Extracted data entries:
/---

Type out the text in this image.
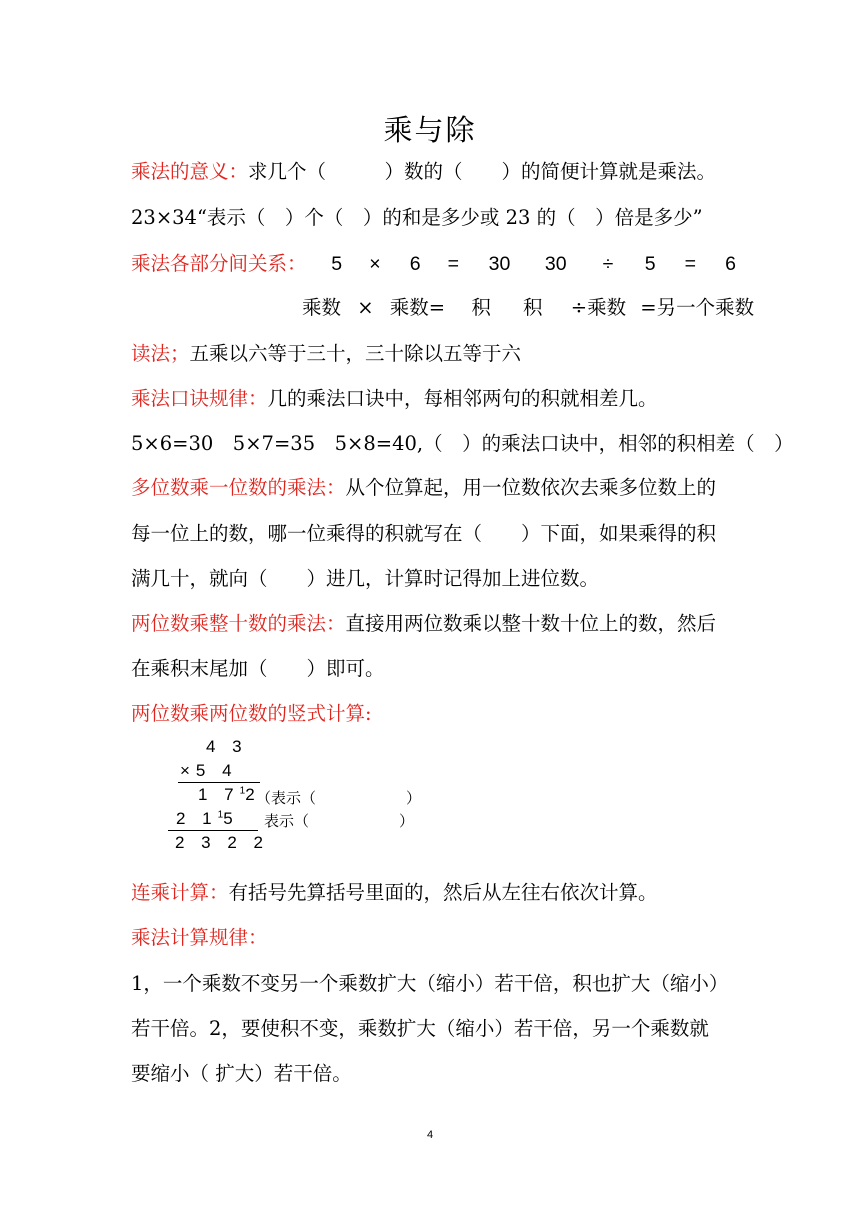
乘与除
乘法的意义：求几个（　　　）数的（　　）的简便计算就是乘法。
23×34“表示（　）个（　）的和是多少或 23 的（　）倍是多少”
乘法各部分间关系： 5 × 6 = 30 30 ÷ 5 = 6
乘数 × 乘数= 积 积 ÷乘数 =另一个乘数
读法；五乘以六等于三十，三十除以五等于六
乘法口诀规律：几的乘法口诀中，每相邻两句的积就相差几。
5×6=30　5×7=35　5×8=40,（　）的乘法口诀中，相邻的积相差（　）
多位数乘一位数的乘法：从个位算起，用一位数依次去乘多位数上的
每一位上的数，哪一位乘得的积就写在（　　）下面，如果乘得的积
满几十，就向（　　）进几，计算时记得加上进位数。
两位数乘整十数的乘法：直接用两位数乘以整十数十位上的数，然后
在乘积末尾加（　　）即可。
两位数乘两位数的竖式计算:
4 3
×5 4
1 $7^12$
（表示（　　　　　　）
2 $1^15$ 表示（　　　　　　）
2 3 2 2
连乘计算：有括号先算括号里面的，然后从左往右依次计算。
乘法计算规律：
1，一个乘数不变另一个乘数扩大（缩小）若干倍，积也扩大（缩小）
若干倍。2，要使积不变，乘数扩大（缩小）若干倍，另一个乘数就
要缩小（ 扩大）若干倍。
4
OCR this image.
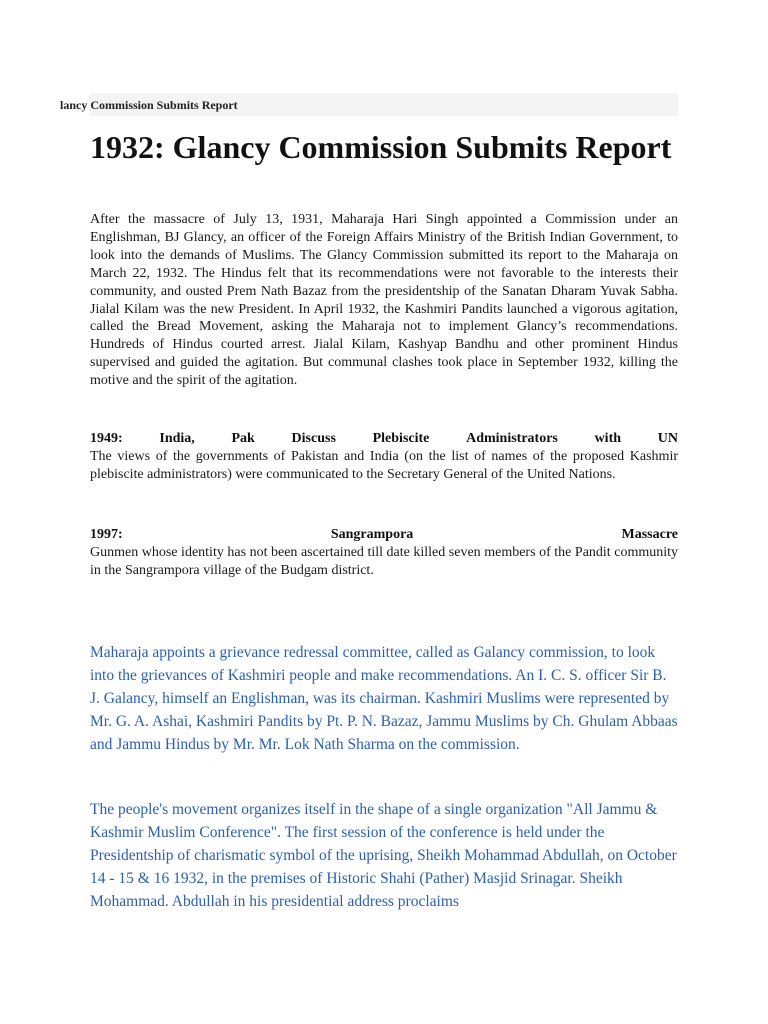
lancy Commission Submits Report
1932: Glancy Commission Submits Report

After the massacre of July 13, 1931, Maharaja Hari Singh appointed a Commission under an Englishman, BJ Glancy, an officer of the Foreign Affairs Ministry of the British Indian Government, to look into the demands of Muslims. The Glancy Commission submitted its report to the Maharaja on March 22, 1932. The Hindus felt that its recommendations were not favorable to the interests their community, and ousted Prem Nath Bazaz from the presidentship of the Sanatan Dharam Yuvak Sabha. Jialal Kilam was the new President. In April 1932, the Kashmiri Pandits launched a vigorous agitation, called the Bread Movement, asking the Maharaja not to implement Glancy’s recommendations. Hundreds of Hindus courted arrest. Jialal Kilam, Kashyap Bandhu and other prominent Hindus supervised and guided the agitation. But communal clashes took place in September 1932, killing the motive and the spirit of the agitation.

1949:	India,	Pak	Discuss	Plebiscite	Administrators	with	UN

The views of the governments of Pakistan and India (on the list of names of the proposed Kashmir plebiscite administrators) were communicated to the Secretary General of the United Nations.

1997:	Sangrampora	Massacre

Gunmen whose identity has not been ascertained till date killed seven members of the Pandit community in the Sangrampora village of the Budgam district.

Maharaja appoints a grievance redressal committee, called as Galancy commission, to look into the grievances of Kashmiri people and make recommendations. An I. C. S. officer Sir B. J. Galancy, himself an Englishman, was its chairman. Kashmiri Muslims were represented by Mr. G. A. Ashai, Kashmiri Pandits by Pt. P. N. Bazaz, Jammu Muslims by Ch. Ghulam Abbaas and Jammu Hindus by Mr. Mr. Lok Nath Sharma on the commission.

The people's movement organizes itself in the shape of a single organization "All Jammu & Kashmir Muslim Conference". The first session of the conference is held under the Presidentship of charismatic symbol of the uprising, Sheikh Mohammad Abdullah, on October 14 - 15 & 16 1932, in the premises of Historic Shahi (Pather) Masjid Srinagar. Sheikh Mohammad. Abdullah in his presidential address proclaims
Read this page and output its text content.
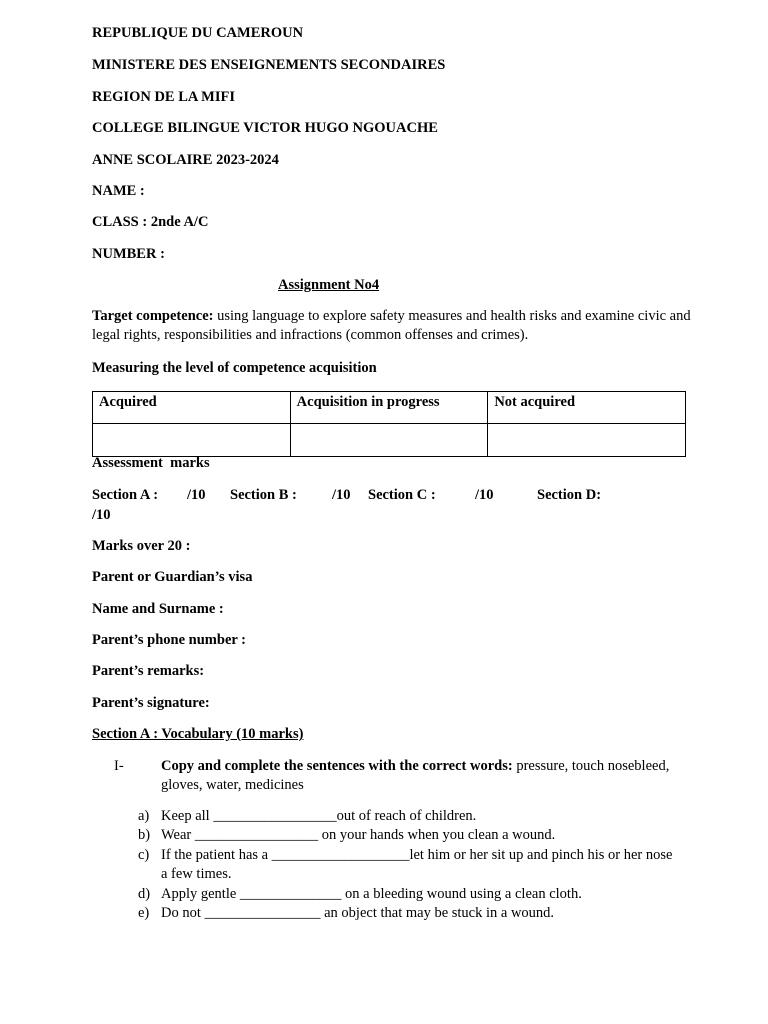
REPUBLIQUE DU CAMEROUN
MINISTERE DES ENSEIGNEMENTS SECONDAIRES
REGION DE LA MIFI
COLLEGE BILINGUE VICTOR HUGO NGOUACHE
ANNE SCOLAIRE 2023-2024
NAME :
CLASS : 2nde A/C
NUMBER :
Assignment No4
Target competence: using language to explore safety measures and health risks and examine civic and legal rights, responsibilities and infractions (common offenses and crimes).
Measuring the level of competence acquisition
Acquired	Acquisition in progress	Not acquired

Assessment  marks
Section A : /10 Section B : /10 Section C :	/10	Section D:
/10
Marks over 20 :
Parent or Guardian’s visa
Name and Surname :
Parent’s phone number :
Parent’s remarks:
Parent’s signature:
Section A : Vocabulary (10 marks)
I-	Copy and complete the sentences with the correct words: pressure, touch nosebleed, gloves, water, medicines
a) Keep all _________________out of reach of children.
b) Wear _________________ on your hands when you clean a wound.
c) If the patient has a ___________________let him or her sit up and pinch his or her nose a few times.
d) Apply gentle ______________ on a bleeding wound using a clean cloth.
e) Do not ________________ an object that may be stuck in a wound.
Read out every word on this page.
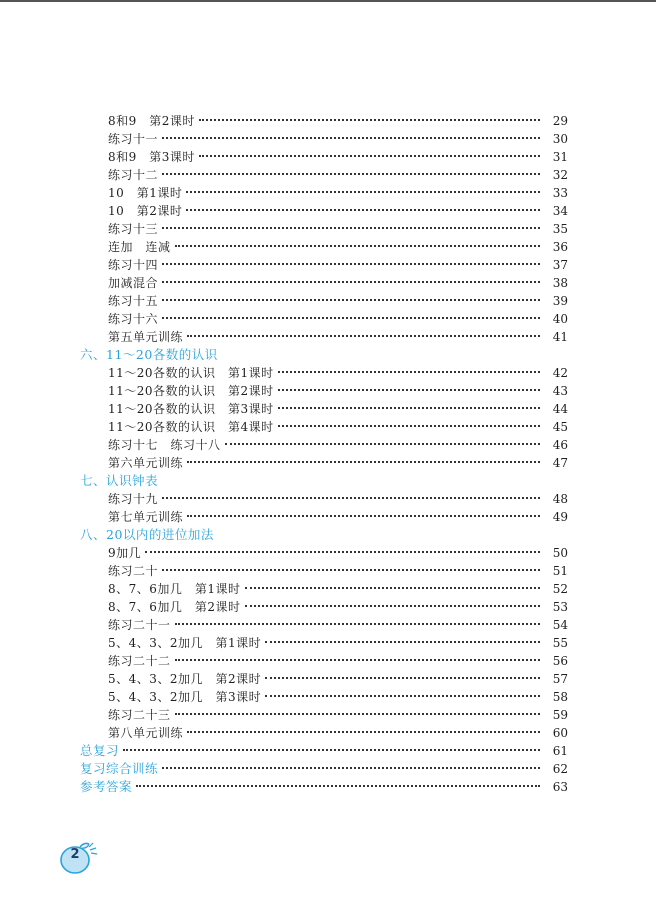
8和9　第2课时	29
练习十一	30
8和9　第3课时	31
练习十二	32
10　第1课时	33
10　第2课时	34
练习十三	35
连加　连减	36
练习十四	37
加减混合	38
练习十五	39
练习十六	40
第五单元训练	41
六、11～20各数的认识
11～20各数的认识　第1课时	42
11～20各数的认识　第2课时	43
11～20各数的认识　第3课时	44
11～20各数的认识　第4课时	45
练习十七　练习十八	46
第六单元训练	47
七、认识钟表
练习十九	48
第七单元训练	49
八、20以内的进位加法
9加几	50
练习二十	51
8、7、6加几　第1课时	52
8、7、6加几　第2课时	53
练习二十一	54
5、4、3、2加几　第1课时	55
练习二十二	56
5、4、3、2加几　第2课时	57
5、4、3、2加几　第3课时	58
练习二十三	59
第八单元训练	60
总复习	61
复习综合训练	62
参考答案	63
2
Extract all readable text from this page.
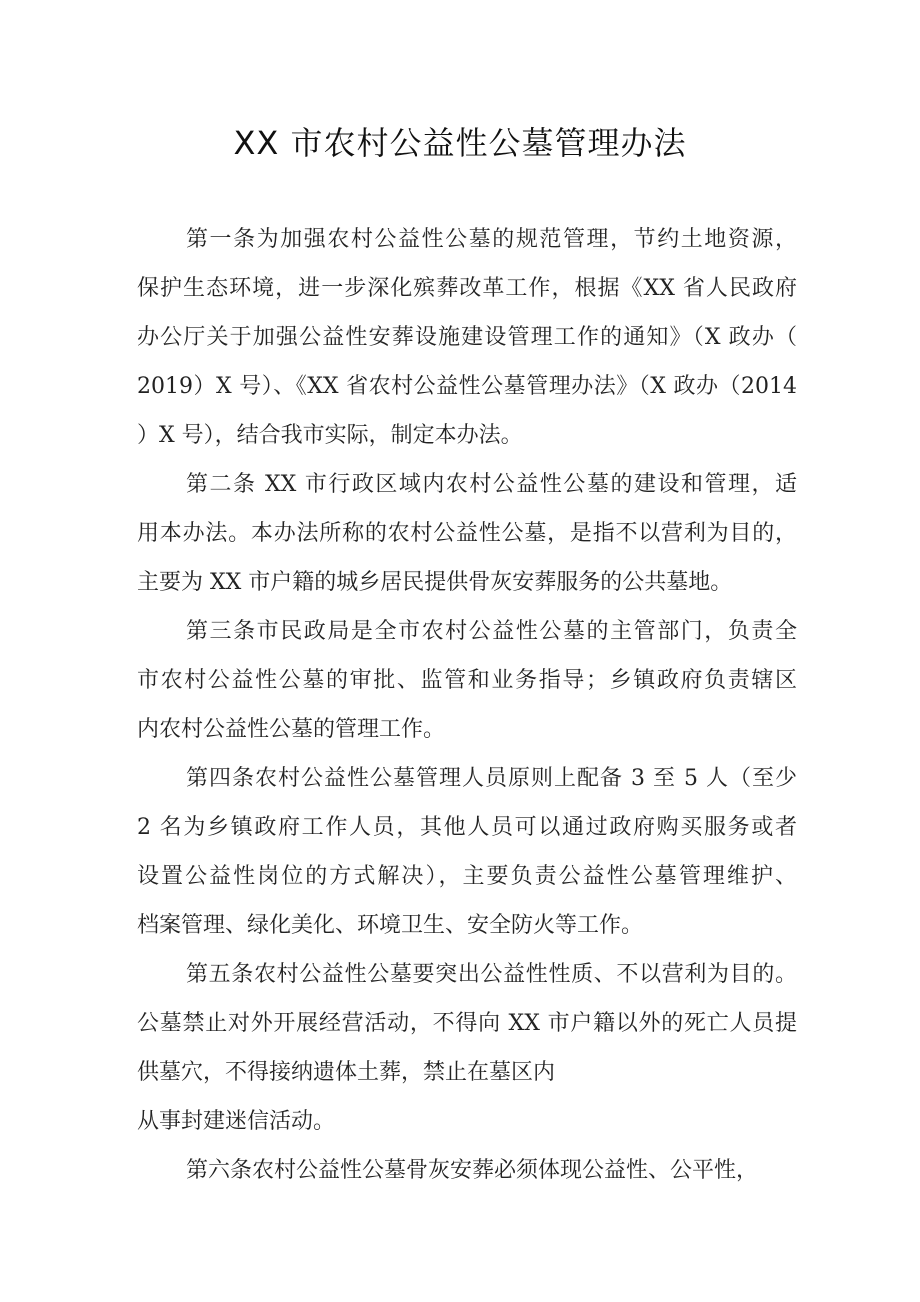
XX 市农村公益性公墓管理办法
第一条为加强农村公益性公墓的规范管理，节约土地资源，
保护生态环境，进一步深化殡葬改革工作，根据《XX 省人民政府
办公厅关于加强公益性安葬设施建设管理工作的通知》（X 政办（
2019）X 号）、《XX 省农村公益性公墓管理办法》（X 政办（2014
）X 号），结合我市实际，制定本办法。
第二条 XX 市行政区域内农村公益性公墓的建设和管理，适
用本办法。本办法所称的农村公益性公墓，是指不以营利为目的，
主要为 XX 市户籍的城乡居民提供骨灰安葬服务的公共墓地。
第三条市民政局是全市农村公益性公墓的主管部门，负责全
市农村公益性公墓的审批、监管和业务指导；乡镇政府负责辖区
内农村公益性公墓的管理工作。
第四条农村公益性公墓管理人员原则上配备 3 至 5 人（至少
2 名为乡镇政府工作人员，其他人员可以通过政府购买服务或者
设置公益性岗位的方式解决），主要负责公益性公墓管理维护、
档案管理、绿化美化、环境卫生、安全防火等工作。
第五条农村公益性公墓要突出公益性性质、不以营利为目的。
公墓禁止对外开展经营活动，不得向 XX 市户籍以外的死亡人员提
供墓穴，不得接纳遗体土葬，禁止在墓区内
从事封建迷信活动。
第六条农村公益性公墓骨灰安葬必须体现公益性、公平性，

\---

# WHAT IS NEEDED:
Drop the images and repeat the data exactly.

# EXERCISE OUTPUT:
Type out the text in this image.
乘与除
乘法的意义：求几个（　　　）数的（　　）的简便计算就是乘法。
23×34“表示（　）个（　）的和是多少或 23 的（　）倍是多少”
乘法各部分间关系： 5 × 6 = 30 30 ÷ 5 = 6
乘数 × 乘数= 积 积 ÷乘数 =另一个乘数
读法；五乘以六等于三十，三十除以五等于六
乘法口诀规律：几的乘法口诀中，每相邻两句的积就相差几。
5×6=30　5×7=35　5×8=40,（　）的乘法口诀中，相邻的积相差（　）
多位数乘一位数的乘法：从个位算起，用一位数依次去乘多位数上的
每一位上的数，哪一位乘得的积就写在（　　）下面，如果乘得的积
满几十，就向（　　）进几，计算时记得加上进位数。
两位数乘整十数的乘法：直接用两位数乘以整十数十位上的数，然后
在乘积末尾加（　　）即可。
两位数乘两位数的竖式计算:
4 3
×5 4
1 $7^12$
（表示（　　　　　　）
2 $1^15$ 表示（　　　　　　）
2 3 2 2
连乘计算：有括号先算括号里面的，然后从左往右依次计算。
乘法计算规律：
1，一个乘数不变另一个乘数扩大（缩小）若干倍，积也扩大（缩小）
若干倍。2，要使积不变，乘数扩大（缩小）若干倍，另一个乘数就
要缩小（ 扩大）若干倍。
4
OCR this image.
lancy Commission Submits Report
1932: Glancy Commission Submits Report

After the massacre of July 13, 1931, Maharaja Hari Singh appointed a Commission under an Englishman, BJ Glancy, an officer of the Foreign Affairs Ministry of the British Indian Government, to look into the demands of Muslims. The Glancy Commission submitted its report to the Maharaja on March 22, 1932. The Hindus felt that its recommendations were not favorable to the interests their community, and ousted Prem Nath Bazaz from the presidentship of the Sanatan Dharam Yuvak Sabha. Jialal Kilam was the new President. In April 1932, the Kashmiri Pandits launched a vigorous agitation, called the Bread Movement, asking the Maharaja not to implement Glancy’s recommendations. Hundreds of Hindus courted arrest. Jialal Kilam, Kashyap Bandhu and other prominent Hindus supervised and guided the agitation. But communal clashes took place in September 1932, killing the motive and the spirit of the agitation.

1949:	India,	Pak	Discuss	Plebiscite	Administrators	with	UN

The views of the governments of Pakistan and India (on the list of names of the proposed Kashmir plebiscite administrators) were communicated to the Secretary General of the United Nations.

1997:	Sangrampora	Massacre

Gunmen whose identity has not been ascertained till date killed seven members of the Pandit community in the Sangrampora village of the Budgam district.

Maharaja appoints a grievance redressal committee, called as Galancy commission, to look into the grievances of Kashmiri people and make recommendations. An I. C. S. officer Sir B. J. Galancy, himself an Englishman, was its chairman. Kashmiri Muslims were represented by Mr. G. A. Ashai, Kashmiri Pandits by Pt. P. N. Bazaz, Jammu Muslims by Ch. Ghulam Abbaas and Jammu Hindus by Mr. Mr. Lok Nath Sharma on the commission.

The people's movement organizes itself in the shape of a single organization "All Jammu & Kashmir Muslim Conference". The first session of the conference is held under the Presidentship of charismatic symbol of the uprising, Sheikh Mohammad Abdullah, on October 14 - 15 & 16 1932, in the premises of Historic Shahi (Pather) Masjid Srinagar. Sheikh Mohammad. Abdullah in his presidential address proclaims
Read this page and output its text content.
REPUBLIQUE DU CAMEROUN
MINISTERE DES ENSEIGNEMENTS SECONDAIRES
REGION DE LA MIFI
COLLEGE BILINGUE VICTOR HUGO NGOUACHE
ANNE SCOLAIRE 2023-2024
NAME :
CLASS : 2nde A/C
NUMBER :
Assignment No4
Target competence: using language to explore safety measures and health risks and examine civic and legal rights, responsibilities and infractions (common offenses and crimes).
Measuring the level of competence acquisition
Acquired	Acquisition in progress	Not acquired

Assessment  marks
Section A : /10 Section B : /10 Section C :	/10	Section D:
/10
Marks over 20 :
Parent or Guardian’s visa
Name and Surname :
Parent’s phone number :
Parent’s remarks:
Parent’s signature:
Section A : Vocabulary (10 marks)
I-	Copy and complete the sentences with the correct words: pressure, touch nosebleed, gloves, water, medicines
a) Keep all _________________out of reach of children.
b) Wear _________________ on your hands when you clean a wound.
c) If the patient has a ___________________let him or her sit up and pinch his or her nose a few times.
d) Apply gentle ______________ on a bleeding wound using a clean cloth.
e) Do not ________________ an object that may be stuck in a wound.
Read out every word on this page.
8和9　第2课时	29
练习十一	30
8和9　第3课时	31
练习十二	32
10　第1课时	33
10　第2课时	34
练习十三	35
连加　连减	36
练习十四	37
加减混合	38
练习十五	39
练习十六	40
第五单元训练	41
六、11～20各数的认识
11～20各数的认识　第1课时	42
11～20各数的认识　第2课时	43
11～20各数的认识　第3课时	44
11～20各数的认识　第4课时	45
练习十七　练习十八	46
第六单元训练	47
七、认识钟表
练习十九	48
第七单元训练	49
八、20以内的进位加法
9加几	50
练习二十	51
8、7、6加几　第1课时	52
8、7、6加几　第2课时	53
练习二十一	54
5、4、3、2加几　第1课时	55
练习二十二	56
5、4、3、2加几　第2课时	57
5、4、3、2加几　第3课时	58
练习二十三	59
第八单元训练	60
总复习	61
复习综合训练	62
参考答案	63
2
Extract all readable text from this page.
XX 市农村公益性公墓管理办法
第一条为加强农村公益性公墓的规范管理，节约土地资源，
保护生态环境，进一步深化殡葬改革工作，根据《XX 省人民政府
办公厅关于加强公益性安葬设施建设管理工作的通知》（X 政办（
2019）X 号）、《XX 省农村公益性公墓管理办法》（X 政办（2014
）X 号），结合我市实际，制定本办法。
第二条 XX 市行政区域内农村公益性公墓的建设和管理，适
用本办法。本办法所称的农村公益性公墓，是指不以营利为目的，
主要为 XX 市户籍的城乡居民提供骨灰安葬服务的公共墓地。
第三条市民政局是全市农村公益性公墓的主管部门，负责全
市农村公益性公墓的审批、监管和业务指导；乡镇政府负责辖区
内农村公益性公墓的管理工作。
第四条农村公益性公墓管理人员原则上配备 3 至 5 人（至少
2 名为乡镇政府工作人员，其他人员可以通过政府购买服务或者
设置公益性岗位的方式解决），主要负责公益性公墓管理维护、
档案管理、绿化美化、环境卫生、安全防火等工作。
第五条农村公益性公墓要突出公益性性质、不以营利为目的。
公墓禁止对外开展经营活动，不得向 XX 市户籍以外的死亡人员提
供墓穴，不得接纳遗体土葬，禁止在墓区内
从事封建迷信活动。
第六条农村公益性公墓骨灰安葬必须体现公益性、公平性，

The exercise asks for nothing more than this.